_Set problem_. Write out the listing below without alteration, omitting its pictures.

_Available data_.

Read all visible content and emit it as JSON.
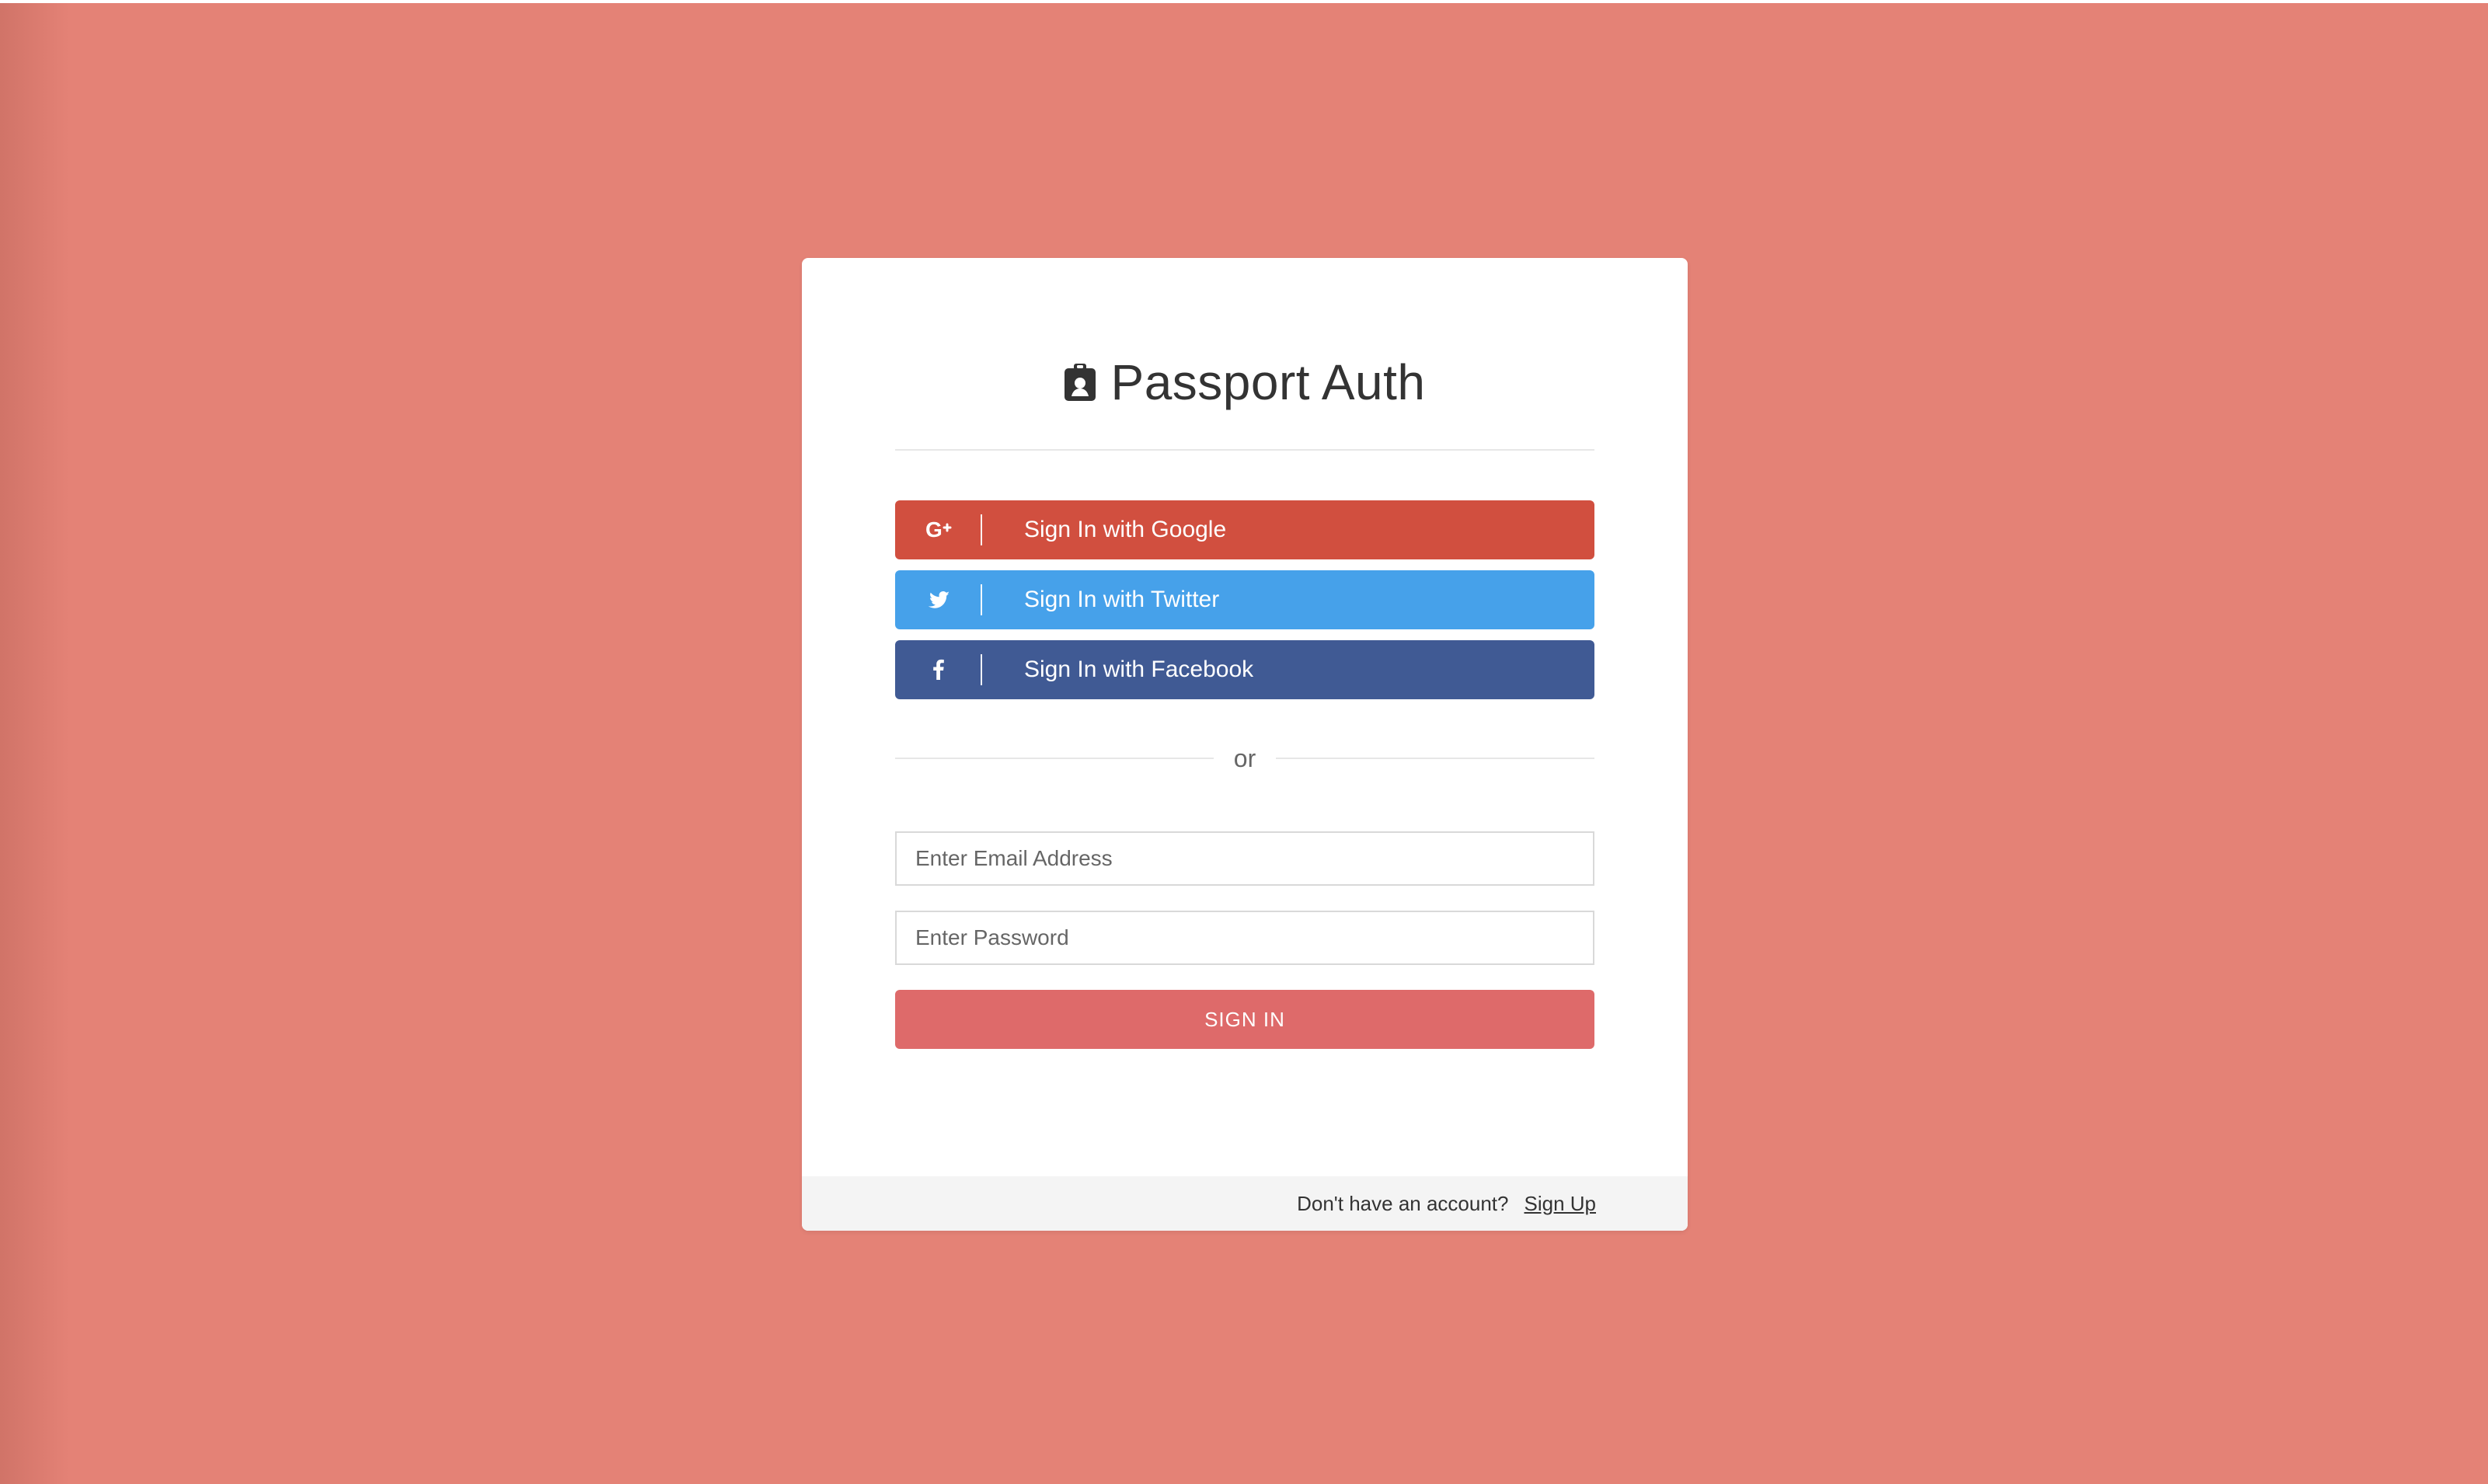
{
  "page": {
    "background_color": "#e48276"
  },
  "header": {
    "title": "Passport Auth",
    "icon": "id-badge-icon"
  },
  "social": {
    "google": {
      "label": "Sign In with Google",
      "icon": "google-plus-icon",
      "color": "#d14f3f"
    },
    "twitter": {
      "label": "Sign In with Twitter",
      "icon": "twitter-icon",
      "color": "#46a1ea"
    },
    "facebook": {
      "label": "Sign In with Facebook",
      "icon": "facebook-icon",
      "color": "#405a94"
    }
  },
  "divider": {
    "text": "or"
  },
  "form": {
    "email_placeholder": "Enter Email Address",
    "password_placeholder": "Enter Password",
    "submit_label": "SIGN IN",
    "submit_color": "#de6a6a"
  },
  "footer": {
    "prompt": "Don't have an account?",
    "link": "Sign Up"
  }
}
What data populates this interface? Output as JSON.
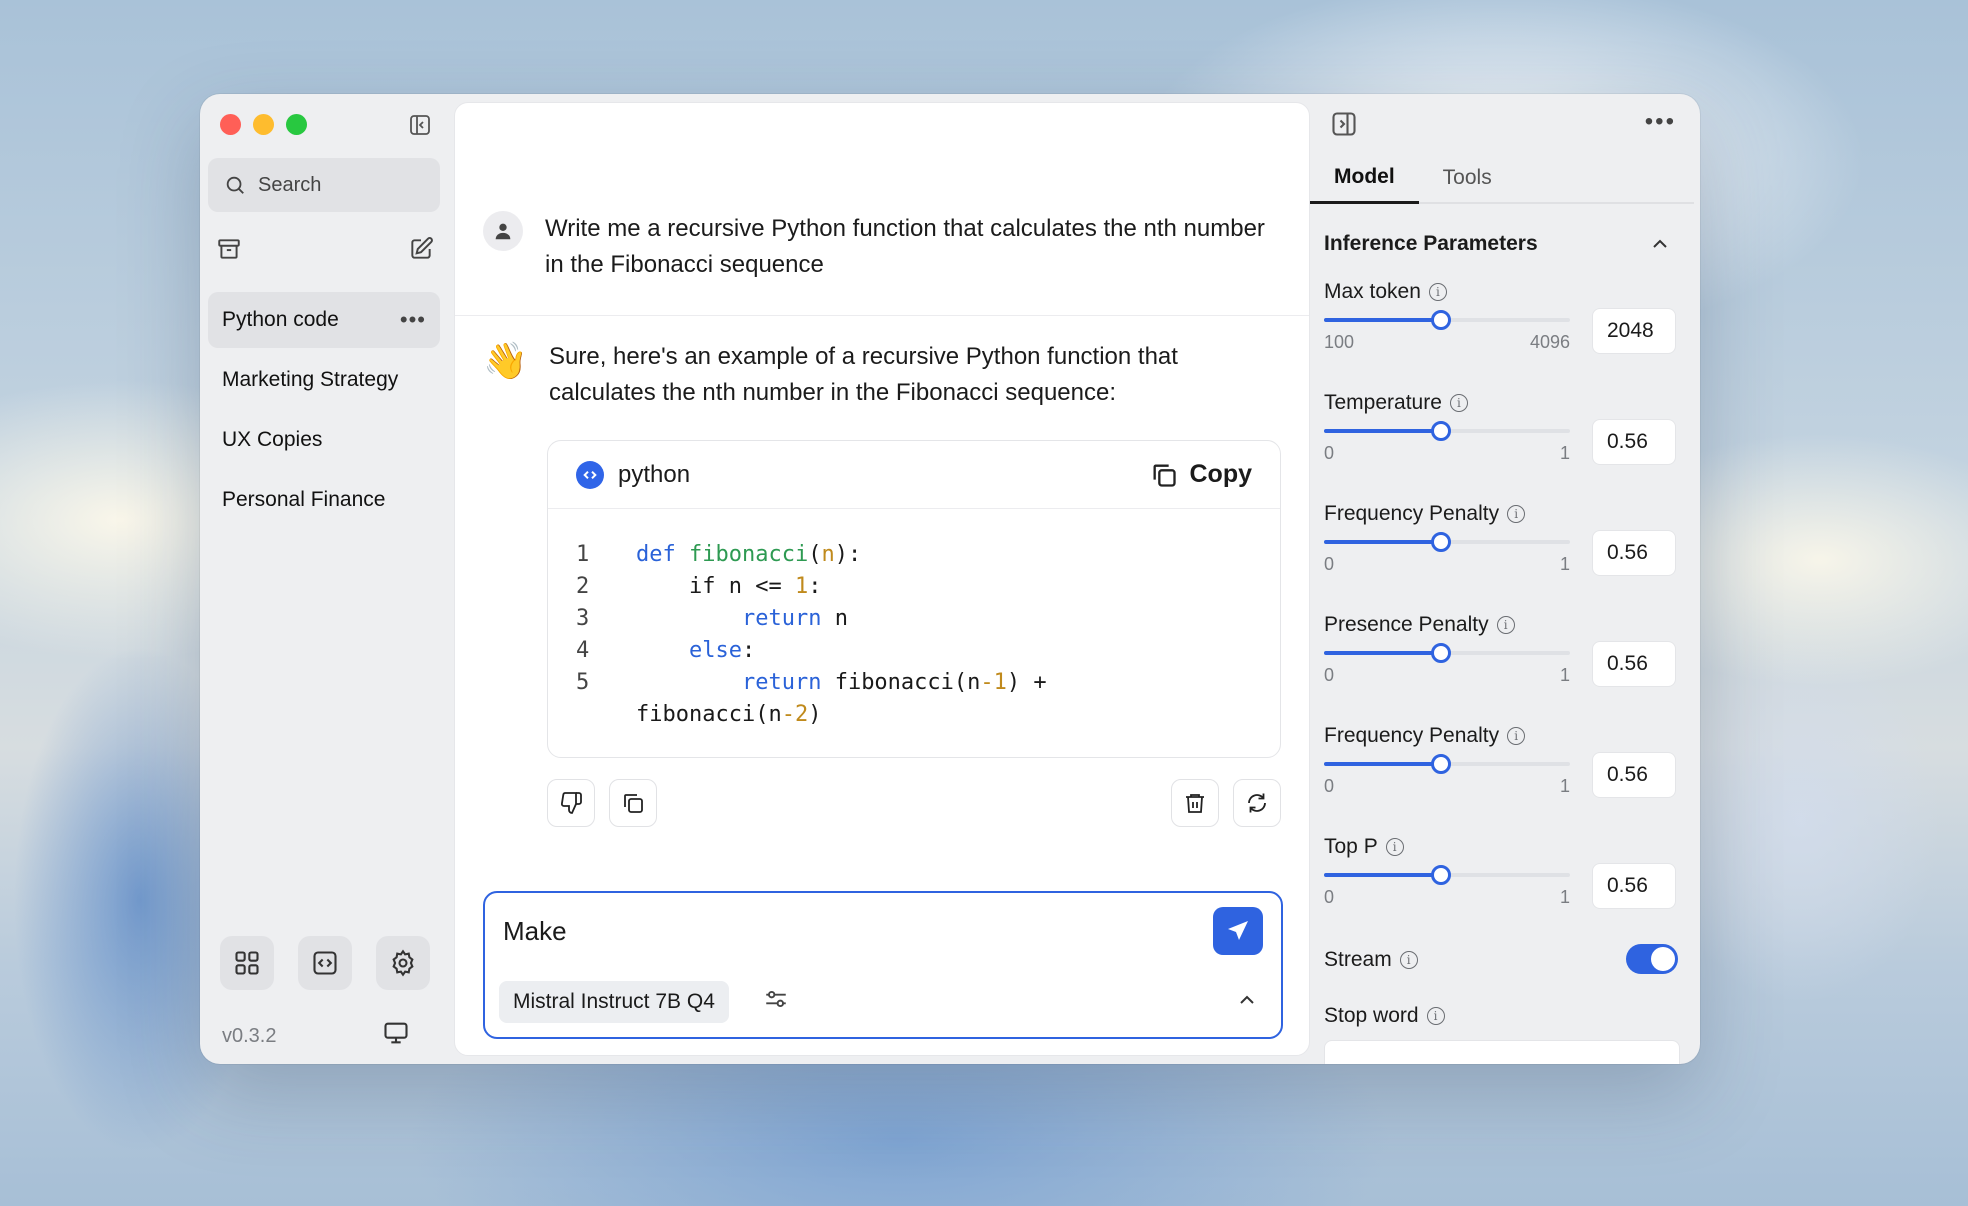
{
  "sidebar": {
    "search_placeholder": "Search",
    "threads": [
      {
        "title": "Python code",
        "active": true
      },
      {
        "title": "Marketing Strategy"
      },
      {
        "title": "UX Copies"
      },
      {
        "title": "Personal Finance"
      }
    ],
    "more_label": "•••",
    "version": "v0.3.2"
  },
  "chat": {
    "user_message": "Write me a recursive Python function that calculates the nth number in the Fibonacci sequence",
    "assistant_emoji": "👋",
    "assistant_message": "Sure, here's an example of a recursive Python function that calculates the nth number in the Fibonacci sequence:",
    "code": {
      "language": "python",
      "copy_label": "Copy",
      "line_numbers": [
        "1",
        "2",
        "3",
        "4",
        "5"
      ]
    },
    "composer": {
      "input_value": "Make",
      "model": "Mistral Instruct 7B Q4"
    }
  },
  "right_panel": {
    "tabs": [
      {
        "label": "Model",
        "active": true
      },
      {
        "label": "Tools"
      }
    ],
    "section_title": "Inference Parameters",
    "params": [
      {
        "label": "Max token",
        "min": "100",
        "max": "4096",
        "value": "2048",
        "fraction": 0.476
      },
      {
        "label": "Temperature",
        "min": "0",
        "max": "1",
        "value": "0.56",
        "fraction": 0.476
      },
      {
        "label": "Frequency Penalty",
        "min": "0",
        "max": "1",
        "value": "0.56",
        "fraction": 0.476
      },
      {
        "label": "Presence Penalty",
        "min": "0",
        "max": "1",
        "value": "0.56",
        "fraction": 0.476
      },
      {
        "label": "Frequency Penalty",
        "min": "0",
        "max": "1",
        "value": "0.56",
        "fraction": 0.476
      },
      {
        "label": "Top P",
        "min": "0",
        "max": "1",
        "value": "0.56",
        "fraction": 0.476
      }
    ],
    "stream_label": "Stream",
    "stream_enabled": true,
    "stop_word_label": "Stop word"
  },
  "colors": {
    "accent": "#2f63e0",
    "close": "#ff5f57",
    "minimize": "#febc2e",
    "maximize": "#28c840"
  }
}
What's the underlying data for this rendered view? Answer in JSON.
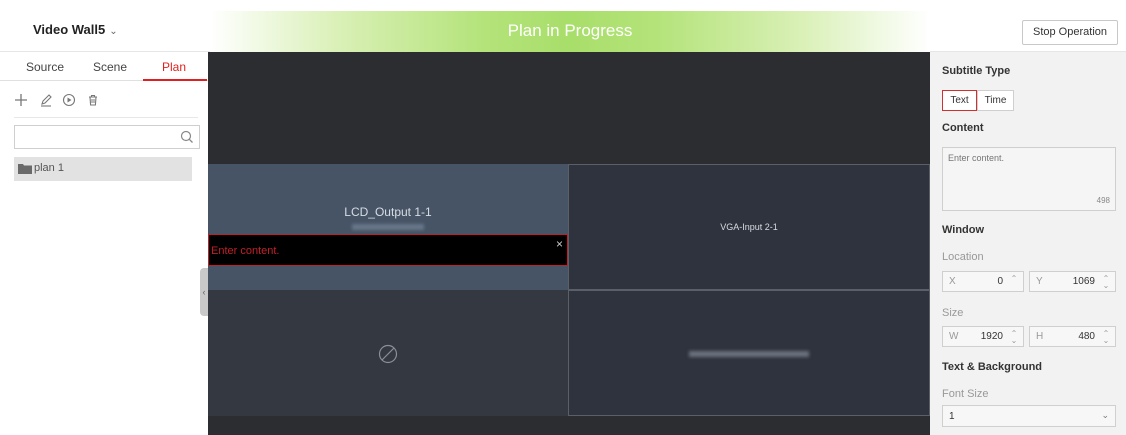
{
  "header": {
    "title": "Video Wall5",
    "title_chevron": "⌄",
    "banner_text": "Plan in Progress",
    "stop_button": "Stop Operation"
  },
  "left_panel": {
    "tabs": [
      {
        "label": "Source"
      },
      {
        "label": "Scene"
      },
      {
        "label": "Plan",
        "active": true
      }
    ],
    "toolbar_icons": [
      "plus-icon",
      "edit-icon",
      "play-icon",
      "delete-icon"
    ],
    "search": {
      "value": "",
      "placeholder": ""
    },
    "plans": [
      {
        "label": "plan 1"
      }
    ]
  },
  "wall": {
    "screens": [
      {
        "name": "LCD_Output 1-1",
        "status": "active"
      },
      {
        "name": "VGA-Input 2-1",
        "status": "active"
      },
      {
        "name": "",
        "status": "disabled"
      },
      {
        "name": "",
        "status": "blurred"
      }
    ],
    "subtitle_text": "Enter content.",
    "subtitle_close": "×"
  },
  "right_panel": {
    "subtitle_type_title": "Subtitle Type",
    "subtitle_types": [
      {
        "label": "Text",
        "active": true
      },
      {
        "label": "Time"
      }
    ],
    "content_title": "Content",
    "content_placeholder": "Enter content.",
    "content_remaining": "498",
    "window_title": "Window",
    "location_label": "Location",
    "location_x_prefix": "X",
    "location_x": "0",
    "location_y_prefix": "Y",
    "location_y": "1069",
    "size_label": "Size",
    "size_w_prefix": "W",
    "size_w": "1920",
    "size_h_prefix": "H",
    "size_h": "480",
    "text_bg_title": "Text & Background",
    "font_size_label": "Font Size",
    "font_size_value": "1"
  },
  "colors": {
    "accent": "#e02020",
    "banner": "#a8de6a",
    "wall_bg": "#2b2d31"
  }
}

_Solution below_.
Read all visible content and emit it as JSON.
{
  "page": {
    "background_color": "#e48276"
  },
  "header": {
    "title": "Passport Auth",
    "icon": "id-badge-icon"
  },
  "social": {
    "google": {
      "label": "Sign In with Google",
      "icon": "google-plus-icon",
      "color": "#d14f3f"
    },
    "twitter": {
      "label": "Sign In with Twitter",
      "icon": "twitter-icon",
      "color": "#46a1ea"
    },
    "facebook": {
      "label": "Sign In with Facebook",
      "icon": "facebook-icon",
      "color": "#405a94"
    }
  },
  "divider": {
    "text": "or"
  },
  "form": {
    "email_placeholder": "Enter Email Address",
    "password_placeholder": "Enter Password",
    "submit_label": "SIGN IN",
    "submit_color": "#de6a6a"
  },
  "footer": {
    "prompt": "Don't have an account?",
    "link": "Sign Up"
  }
}
What data populates this interface? Output as JSON.
{
  "sidebar": {
    "search_placeholder": "Search",
    "threads": [
      {
        "title": "Python code",
        "active": true
      },
      {
        "title": "Marketing Strategy"
      },
      {
        "title": "UX Copies"
      },
      {
        "title": "Personal Finance"
      }
    ],
    "more_label": "•••",
    "version": "v0.3.2"
  },
  "chat": {
    "user_message": "Write me a recursive Python function that calculates the nth number in the Fibonacci sequence",
    "assistant_emoji": "👋",
    "assistant_message": "Sure, here's an example of a recursive Python function that calculates the nth number in the Fibonacci sequence:",
    "code": {
      "language": "python",
      "copy_label": "Copy",
      "line_numbers": [
        "1",
        "2",
        "3",
        "4",
        "5"
      ]
    },
    "composer": {
      "input_value": "Make",
      "model": "Mistral Instruct 7B Q4"
    }
  },
  "right_panel": {
    "tabs": [
      {
        "label": "Model",
        "active": true
      },
      {
        "label": "Tools"
      }
    ],
    "section_title": "Inference Parameters",
    "params": [
      {
        "label": "Max token",
        "min": "100",
        "max": "4096",
        "value": "2048",
        "fraction": 0.476
      },
      {
        "label": "Temperature",
        "min": "0",
        "max": "1",
        "value": "0.56",
        "fraction": 0.476
      },
      {
        "label": "Frequency Penalty",
        "min": "0",
        "max": "1",
        "value": "0.56",
        "fraction": 0.476
      },
      {
        "label": "Presence Penalty",
        "min": "0",
        "max": "1",
        "value": "0.56",
        "fraction": 0.476
      },
      {
        "label": "Frequency Penalty",
        "min": "0",
        "max": "1",
        "value": "0.56",
        "fraction": 0.476
      },
      {
        "label": "Top P",
        "min": "0",
        "max": "1",
        "value": "0.56",
        "fraction": 0.476
      }
    ],
    "stream_label": "Stream",
    "stream_enabled": true,
    "stop_word_label": "Stop word"
  },
  "colors": {
    "accent": "#2f63e0",
    "close": "#ff5f57",
    "minimize": "#febc2e",
    "maximize": "#28c840"
  }
}
What's the underlying data for this rendered view? Answer in JSON.
{
  "header": {
    "title": "Video Wall5",
    "title_chevron": "⌄",
    "banner_text": "Plan in Progress",
    "stop_button": "Stop Operation"
  },
  "left_panel": {
    "tabs": [
      {
        "label": "Source"
      },
      {
        "label": "Scene"
      },
      {
        "label": "Plan",
        "active": true
      }
    ],
    "toolbar_icons": [
      "plus-icon",
      "edit-icon",
      "play-icon",
      "delete-icon"
    ],
    "search": {
      "value": "",
      "placeholder": ""
    },
    "plans": [
      {
        "label": "plan 1"
      }
    ]
  },
  "wall": {
    "screens": [
      {
        "name": "LCD_Output 1-1",
        "status": "active"
      },
      {
        "name": "VGA-Input 2-1",
        "status": "active"
      },
      {
        "name": "",
        "status": "disabled"
      },
      {
        "name": "",
        "status": "blurred"
      }
    ],
    "subtitle_text": "Enter content.",
    "subtitle_close": "×"
  },
  "right_panel": {
    "subtitle_type_title": "Subtitle Type",
    "subtitle_types": [
      {
        "label": "Text",
        "active": true
      },
      {
        "label": "Time"
      }
    ],
    "content_title": "Content",
    "content_placeholder": "Enter content.",
    "content_remaining": "498",
    "window_title": "Window",
    "location_label": "Location",
    "location_x_prefix": "X",
    "location_x": "0",
    "location_y_prefix": "Y",
    "location_y": "1069",
    "size_label": "Size",
    "size_w_prefix": "W",
    "size_w": "1920",
    "size_h_prefix": "H",
    "size_h": "480",
    "text_bg_title": "Text & Background",
    "font_size_label": "Font Size",
    "font_size_value": "1"
  },
  "colors": {
    "accent": "#e02020",
    "banner": "#a8de6a",
    "wall_bg": "#2b2d31"
  }
}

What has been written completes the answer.